* WRITTEN REQUEST
Find every line below that contains the word "Bond" and copy it out.

(Rows from a figure dataset)
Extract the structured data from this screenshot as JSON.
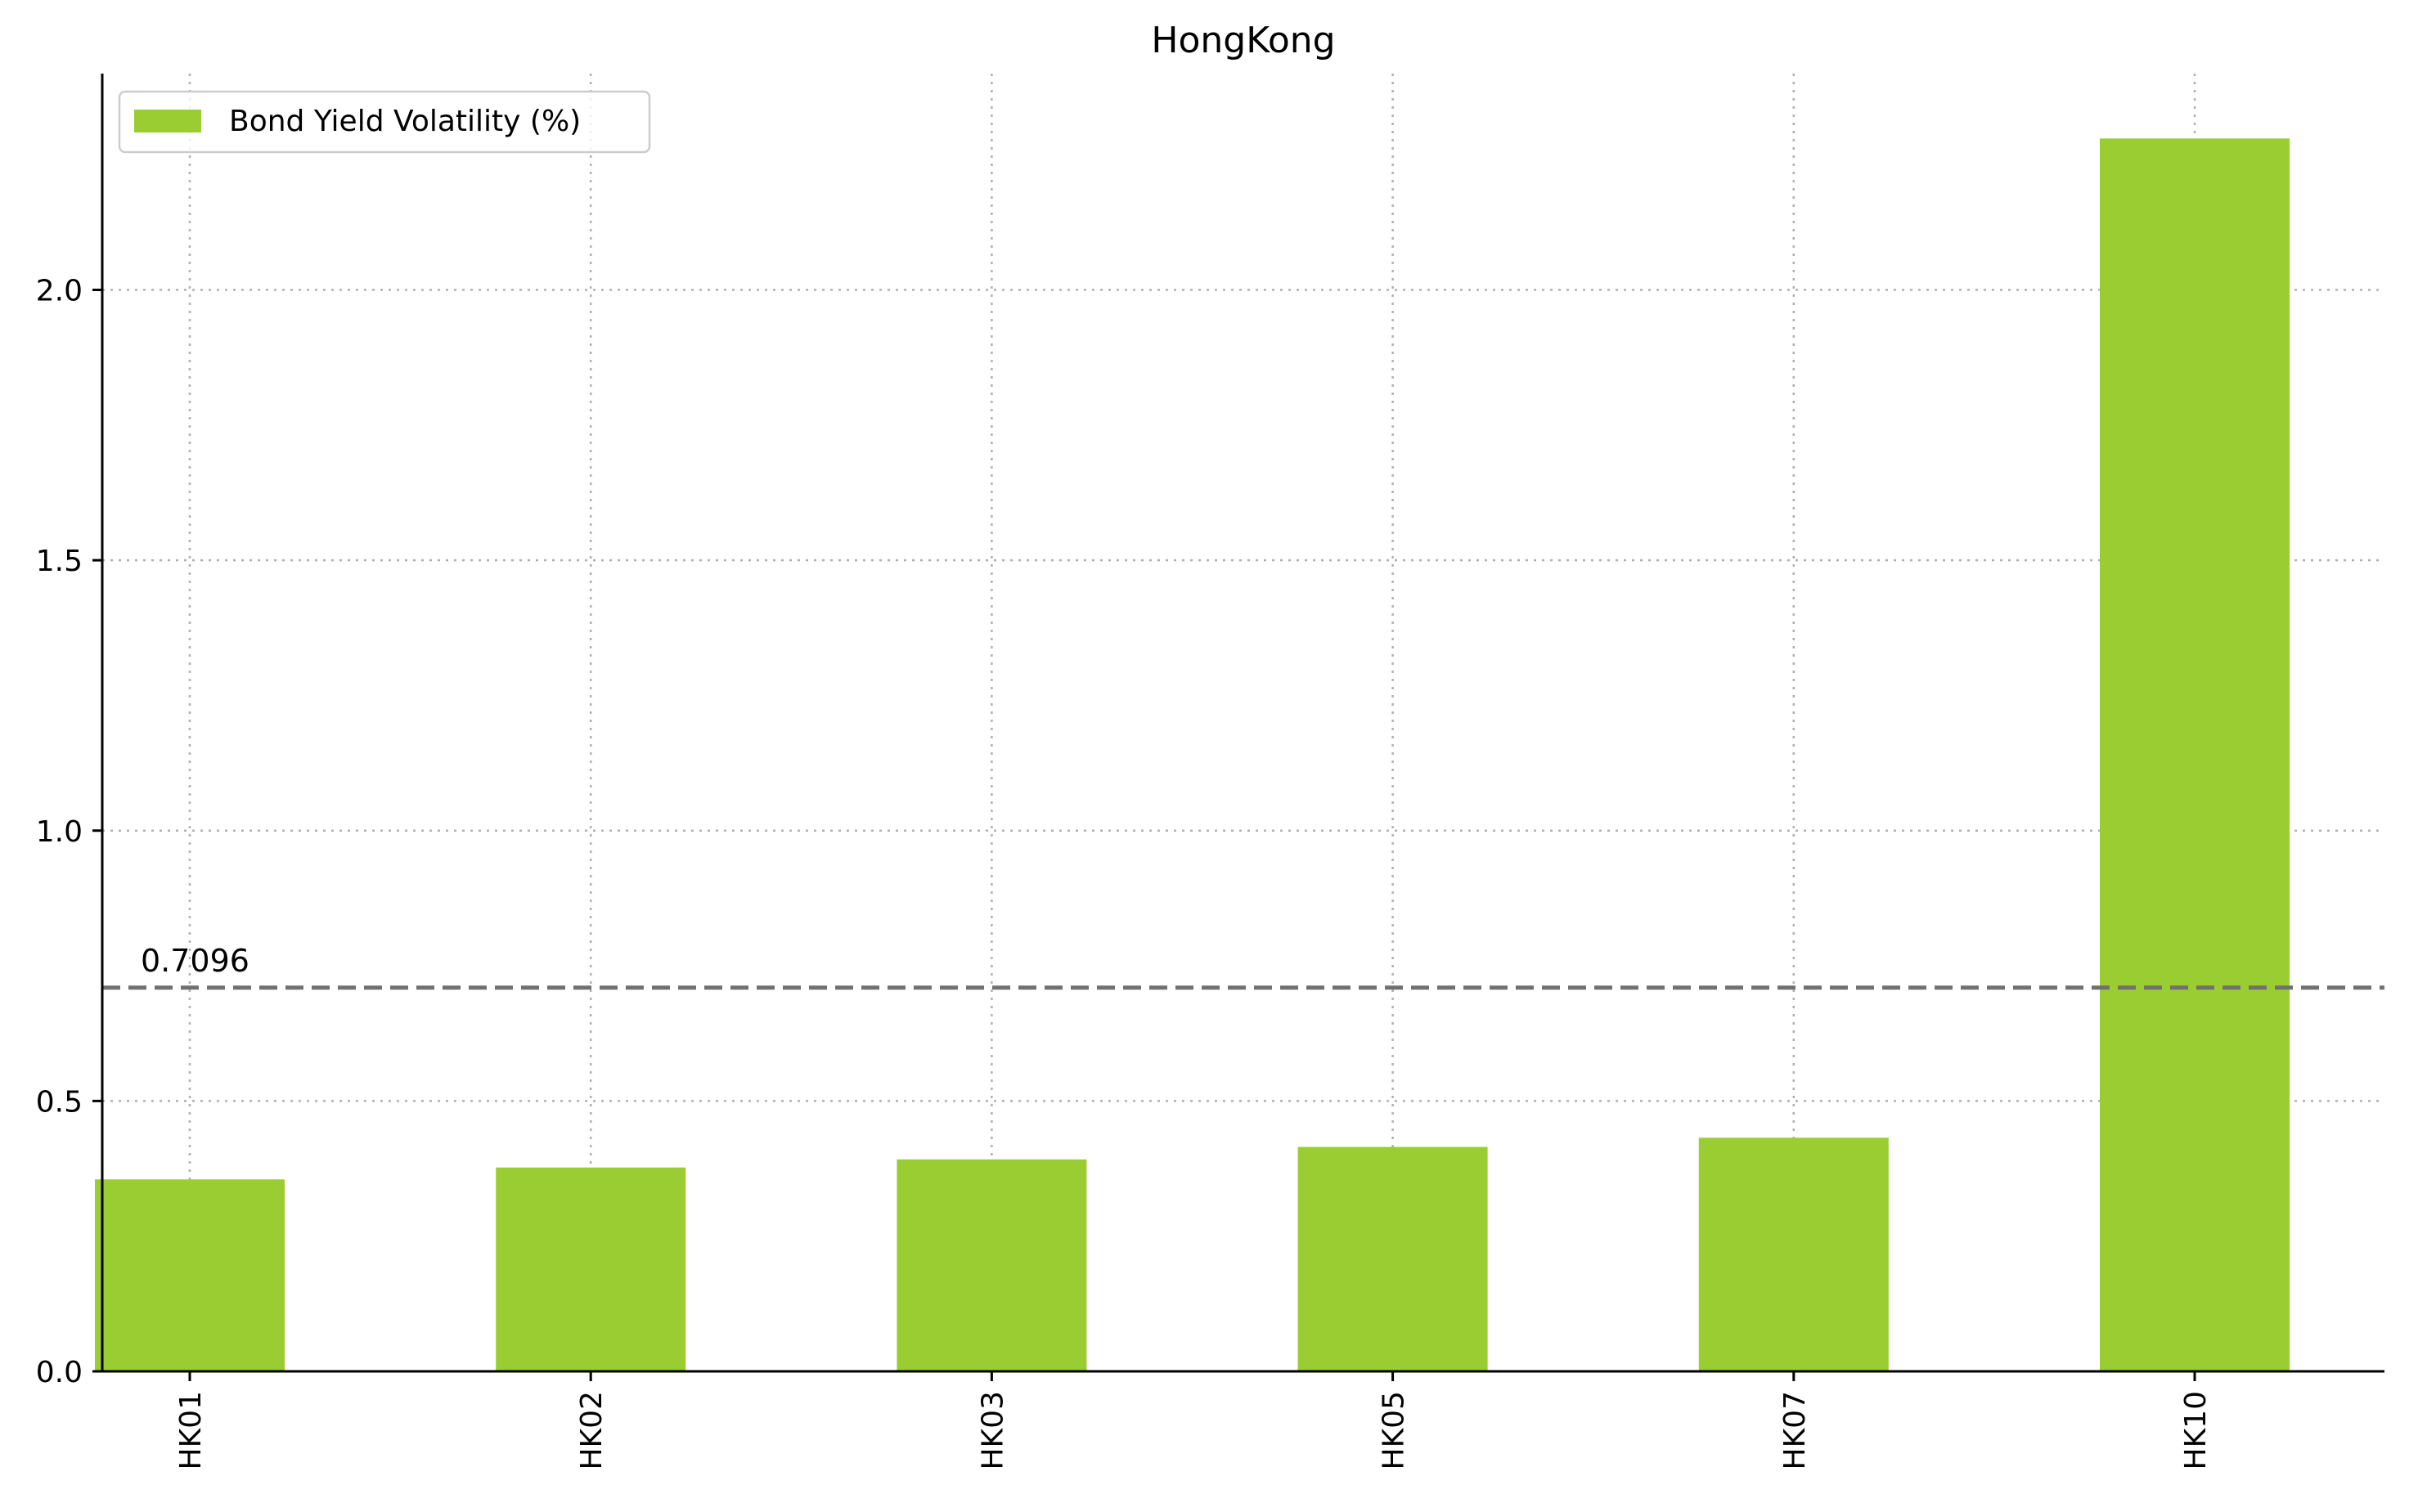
{
  "chart_data": {
    "type": "bar",
    "title": "HongKong",
    "categories": [
      "HK01",
      "HK02",
      "HK03",
      "HK05",
      "HK07",
      "HK10"
    ],
    "series": [
      {
        "name": "Bond Yield Volatility (%)",
        "color": "#9acd32",
        "values": [
          0.355,
          0.377,
          0.392,
          0.415,
          0.432,
          2.28
        ]
      }
    ],
    "reference_line": {
      "value": 0.7096,
      "label": "0.7096",
      "color": "#707070",
      "style": "dashed"
    },
    "xlabel": "",
    "ylabel": "",
    "ylim": [
      0,
      2.4
    ],
    "yticks": [
      0.0,
      0.5,
      1.0,
      1.5,
      2.0
    ],
    "ytick_labels": [
      "0.0",
      "0.5",
      "1.0",
      "1.5",
      "2.0"
    ],
    "grid": true,
    "legend": {
      "position": "top-left",
      "entries": [
        "Bond Yield Volatility (%)"
      ]
    }
  }
}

* FINAL ANSWER
        "name": "Bond Yield Volatility (%)",
        "Bond Yield Volatility (%)"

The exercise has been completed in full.